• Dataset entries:
+ + +
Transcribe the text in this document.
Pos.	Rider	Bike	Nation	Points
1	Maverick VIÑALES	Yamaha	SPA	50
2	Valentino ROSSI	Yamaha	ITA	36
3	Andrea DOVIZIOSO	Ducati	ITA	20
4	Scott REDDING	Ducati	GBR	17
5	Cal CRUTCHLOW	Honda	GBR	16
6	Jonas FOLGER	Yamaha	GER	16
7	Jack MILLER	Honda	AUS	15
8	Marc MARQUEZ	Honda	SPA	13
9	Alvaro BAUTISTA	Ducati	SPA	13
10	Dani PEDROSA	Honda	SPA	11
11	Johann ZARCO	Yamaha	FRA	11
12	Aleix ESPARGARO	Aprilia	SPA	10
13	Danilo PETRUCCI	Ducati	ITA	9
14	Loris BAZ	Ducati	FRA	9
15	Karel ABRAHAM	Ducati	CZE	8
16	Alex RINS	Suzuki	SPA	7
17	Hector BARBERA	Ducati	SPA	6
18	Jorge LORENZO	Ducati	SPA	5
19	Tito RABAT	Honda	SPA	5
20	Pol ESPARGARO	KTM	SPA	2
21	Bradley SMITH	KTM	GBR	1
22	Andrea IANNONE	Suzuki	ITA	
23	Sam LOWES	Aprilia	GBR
+ + +
Copy out each record, keeping every word as it is.

Transcribe the text in this document.
Pos.	Rider	Bike	Nation	Points
1	Maverick VIÑALES	Yamaha	SPA	50
2	Valentino ROSSI	Yamaha	ITA	36
3	Andrea DOVIZIOSO	Ducati	ITA	20
4	Scott REDDING	Ducati	GBR	17
5	Cal CRUTCHLOW	Honda	GBR	16
6	Jonas FOLGER	Yamaha	GER	16
7	Jack MILLER	Honda	AUS	15
8	Marc MARQUEZ	Honda	SPA	13
9	Alvaro BAUTISTA	Ducati	SPA	13
10	Dani PEDROSA	Honda	SPA	11
11	Johann ZARCO	Yamaha	FRA	11
12	Aleix ESPARGARO	Aprilia	SPA	10
13	Danilo PETRUCCI	Ducati	ITA	9
14	Loris BAZ	Ducati	FRA	9
15	Karel ABRAHAM	Ducati	CZE	8
16	Alex RINS	Suzuki	SPA	7
17	Hector BARBERA	Ducati	SPA	6
18	Jorge LORENZO	Ducati	SPA	5
19	Tito RABAT	Honda	SPA	5
20	Pol ESPARGARO	KTM	SPA	2
21	Bradley SMITH	KTM	GBR	1
22	Andrea IANNONE	Suzuki	ITA	
23	Sam LOWES	Aprilia	GBR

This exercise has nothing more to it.